#### What to work on
Pick out each line in these entries that contains the string "placeholder".

==== Exercise materials

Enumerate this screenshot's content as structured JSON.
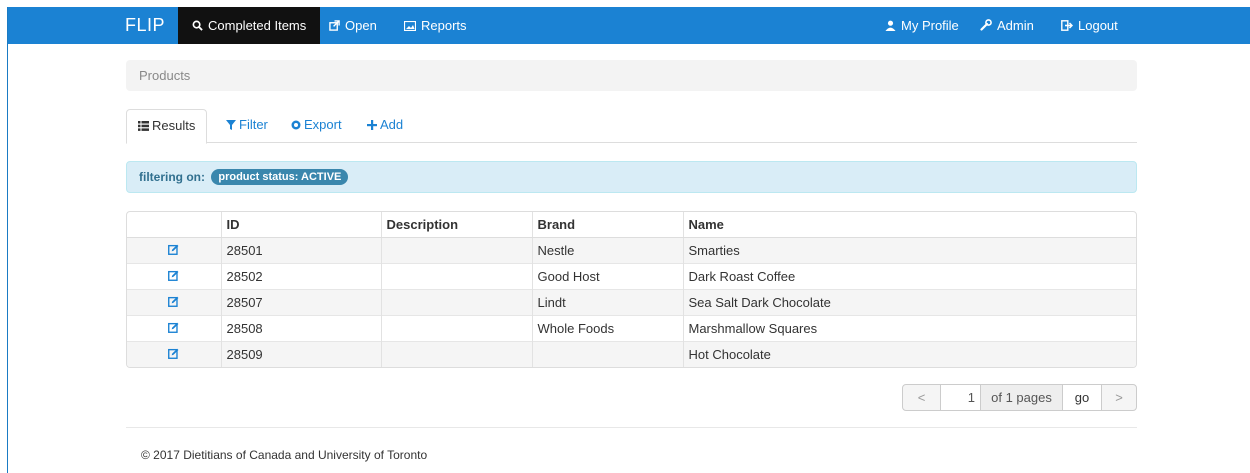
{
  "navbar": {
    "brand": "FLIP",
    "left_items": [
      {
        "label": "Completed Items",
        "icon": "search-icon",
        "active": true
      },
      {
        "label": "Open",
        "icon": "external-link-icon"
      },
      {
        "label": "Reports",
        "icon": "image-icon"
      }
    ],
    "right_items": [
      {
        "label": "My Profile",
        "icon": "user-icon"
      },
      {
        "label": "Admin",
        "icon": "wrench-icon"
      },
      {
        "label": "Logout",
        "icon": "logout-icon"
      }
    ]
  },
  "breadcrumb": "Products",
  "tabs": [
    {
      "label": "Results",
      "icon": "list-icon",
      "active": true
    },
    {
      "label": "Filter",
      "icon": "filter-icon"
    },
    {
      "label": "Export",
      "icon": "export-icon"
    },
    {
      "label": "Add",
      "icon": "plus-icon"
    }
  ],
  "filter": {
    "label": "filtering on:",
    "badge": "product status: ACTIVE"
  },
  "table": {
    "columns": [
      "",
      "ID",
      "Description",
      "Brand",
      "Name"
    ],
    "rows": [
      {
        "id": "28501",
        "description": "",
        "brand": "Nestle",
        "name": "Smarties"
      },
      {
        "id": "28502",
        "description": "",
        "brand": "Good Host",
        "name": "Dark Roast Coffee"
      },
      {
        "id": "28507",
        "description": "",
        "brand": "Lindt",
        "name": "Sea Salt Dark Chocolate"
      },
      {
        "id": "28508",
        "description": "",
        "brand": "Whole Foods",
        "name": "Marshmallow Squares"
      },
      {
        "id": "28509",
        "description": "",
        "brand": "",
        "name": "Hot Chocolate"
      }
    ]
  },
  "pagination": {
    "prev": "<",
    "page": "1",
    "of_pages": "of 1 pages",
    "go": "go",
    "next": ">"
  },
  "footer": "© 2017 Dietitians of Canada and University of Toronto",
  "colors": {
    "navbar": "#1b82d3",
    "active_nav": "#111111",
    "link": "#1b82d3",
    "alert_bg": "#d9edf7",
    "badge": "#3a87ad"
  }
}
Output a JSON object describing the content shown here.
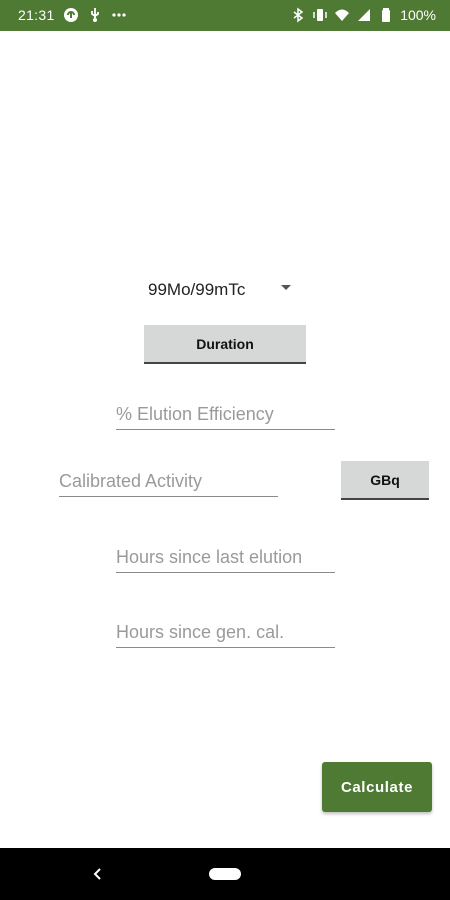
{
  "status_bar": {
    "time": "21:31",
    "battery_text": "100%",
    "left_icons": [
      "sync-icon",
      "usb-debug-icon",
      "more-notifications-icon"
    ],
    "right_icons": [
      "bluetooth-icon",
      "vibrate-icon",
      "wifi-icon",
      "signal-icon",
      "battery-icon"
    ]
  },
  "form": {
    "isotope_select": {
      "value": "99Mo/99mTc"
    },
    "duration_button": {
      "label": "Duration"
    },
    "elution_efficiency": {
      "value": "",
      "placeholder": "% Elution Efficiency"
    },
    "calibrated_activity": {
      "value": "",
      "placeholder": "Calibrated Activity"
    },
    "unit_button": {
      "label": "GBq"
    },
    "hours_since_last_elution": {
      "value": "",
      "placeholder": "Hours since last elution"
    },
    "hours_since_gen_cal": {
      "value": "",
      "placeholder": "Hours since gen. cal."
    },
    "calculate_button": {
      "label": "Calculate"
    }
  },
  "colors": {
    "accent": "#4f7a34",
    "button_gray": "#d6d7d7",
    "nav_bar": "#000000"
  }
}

========
==== Exercise materials

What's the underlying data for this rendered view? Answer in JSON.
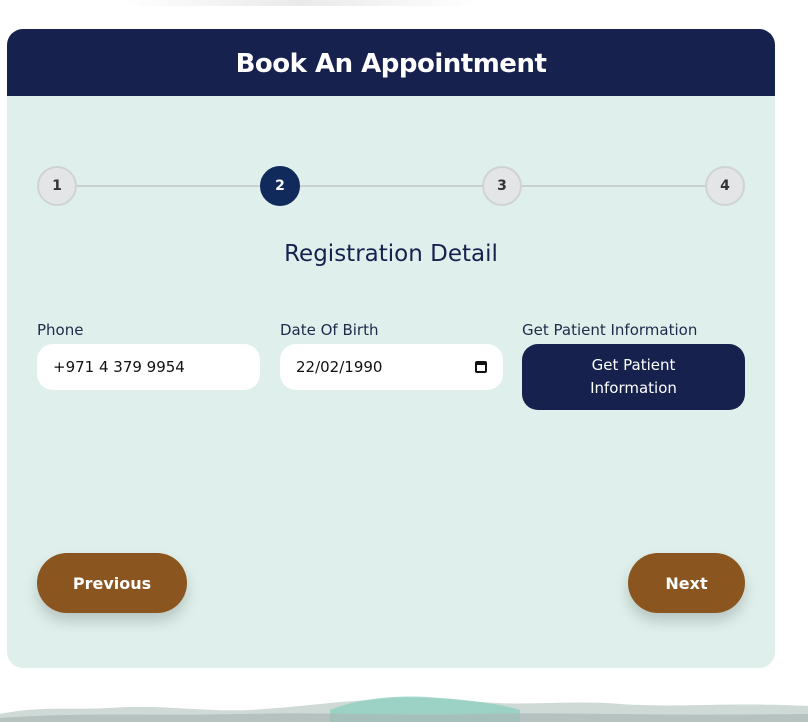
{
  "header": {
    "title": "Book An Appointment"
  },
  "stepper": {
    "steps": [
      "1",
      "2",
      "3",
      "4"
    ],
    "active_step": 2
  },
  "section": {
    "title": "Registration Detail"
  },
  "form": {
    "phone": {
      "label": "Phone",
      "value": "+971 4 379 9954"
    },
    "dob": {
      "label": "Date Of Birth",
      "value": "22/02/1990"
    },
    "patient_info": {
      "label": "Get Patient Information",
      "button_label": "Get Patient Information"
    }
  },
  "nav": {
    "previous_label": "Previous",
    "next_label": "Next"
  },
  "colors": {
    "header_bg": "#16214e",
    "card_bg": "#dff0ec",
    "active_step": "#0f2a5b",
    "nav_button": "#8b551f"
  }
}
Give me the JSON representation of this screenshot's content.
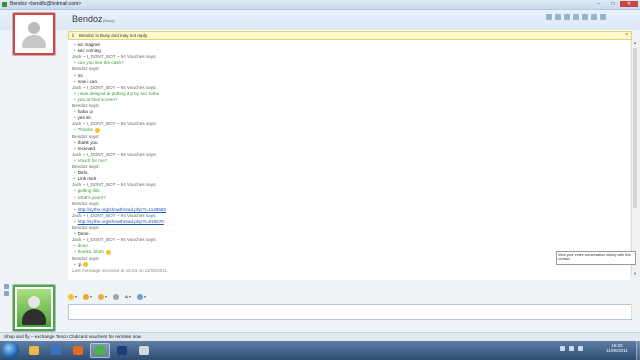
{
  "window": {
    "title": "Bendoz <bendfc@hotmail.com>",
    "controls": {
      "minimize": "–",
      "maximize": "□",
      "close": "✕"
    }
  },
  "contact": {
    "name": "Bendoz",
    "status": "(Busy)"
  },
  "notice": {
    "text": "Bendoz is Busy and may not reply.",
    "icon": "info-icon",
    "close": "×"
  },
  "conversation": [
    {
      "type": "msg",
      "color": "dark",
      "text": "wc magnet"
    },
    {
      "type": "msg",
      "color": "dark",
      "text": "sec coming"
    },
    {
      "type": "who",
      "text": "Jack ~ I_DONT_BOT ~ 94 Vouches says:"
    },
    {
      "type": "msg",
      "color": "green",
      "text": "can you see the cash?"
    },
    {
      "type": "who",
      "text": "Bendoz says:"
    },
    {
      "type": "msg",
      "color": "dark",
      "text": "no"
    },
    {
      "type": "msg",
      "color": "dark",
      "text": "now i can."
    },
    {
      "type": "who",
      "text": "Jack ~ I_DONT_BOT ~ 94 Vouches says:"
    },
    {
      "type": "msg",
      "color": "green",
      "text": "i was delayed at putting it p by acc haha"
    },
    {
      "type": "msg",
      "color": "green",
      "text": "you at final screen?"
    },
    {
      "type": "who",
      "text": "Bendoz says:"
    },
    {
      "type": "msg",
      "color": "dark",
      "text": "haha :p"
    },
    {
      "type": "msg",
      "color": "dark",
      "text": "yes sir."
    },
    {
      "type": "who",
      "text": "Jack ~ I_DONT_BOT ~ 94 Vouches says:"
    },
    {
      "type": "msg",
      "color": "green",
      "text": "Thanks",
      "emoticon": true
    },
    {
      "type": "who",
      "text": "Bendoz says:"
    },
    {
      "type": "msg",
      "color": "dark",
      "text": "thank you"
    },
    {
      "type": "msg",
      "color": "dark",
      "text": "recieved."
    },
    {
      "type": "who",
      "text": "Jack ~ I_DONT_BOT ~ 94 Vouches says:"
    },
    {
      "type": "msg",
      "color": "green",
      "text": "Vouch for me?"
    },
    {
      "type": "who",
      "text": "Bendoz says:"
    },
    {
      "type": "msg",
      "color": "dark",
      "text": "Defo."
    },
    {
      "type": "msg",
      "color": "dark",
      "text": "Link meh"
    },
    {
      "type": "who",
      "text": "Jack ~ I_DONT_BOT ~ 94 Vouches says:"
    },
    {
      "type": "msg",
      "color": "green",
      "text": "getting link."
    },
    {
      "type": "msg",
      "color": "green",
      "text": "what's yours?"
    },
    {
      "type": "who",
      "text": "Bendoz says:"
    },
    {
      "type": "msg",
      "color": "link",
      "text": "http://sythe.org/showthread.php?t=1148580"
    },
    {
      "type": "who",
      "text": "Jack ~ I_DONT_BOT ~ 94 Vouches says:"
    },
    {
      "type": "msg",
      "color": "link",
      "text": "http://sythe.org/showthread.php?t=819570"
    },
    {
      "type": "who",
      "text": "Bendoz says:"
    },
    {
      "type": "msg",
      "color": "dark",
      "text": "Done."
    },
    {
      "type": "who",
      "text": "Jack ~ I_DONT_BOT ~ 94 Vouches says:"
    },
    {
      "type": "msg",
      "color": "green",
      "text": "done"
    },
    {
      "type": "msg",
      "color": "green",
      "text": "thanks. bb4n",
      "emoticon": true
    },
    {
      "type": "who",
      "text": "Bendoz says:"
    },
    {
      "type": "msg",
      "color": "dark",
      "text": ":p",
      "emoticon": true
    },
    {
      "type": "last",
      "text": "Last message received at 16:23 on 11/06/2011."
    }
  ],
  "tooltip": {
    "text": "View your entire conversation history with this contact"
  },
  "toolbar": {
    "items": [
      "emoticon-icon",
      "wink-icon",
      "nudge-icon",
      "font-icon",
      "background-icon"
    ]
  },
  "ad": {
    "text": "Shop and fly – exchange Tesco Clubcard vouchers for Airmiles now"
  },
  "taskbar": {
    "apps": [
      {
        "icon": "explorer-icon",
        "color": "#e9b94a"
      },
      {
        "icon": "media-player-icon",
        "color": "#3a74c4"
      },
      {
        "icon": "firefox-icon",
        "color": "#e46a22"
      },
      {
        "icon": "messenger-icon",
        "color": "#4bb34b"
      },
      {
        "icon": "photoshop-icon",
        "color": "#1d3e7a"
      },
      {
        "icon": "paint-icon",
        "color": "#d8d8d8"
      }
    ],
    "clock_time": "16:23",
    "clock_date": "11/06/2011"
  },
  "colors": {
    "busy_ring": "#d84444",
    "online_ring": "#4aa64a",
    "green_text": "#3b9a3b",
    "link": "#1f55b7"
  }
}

========

#### Result of this task
      "placeholder": "% Elution Efficiency"
      "placeholder": "Calibrated Activity"
      "placeholder": "Hours since last elution"
      "placeholder": "Hours since gen. cal."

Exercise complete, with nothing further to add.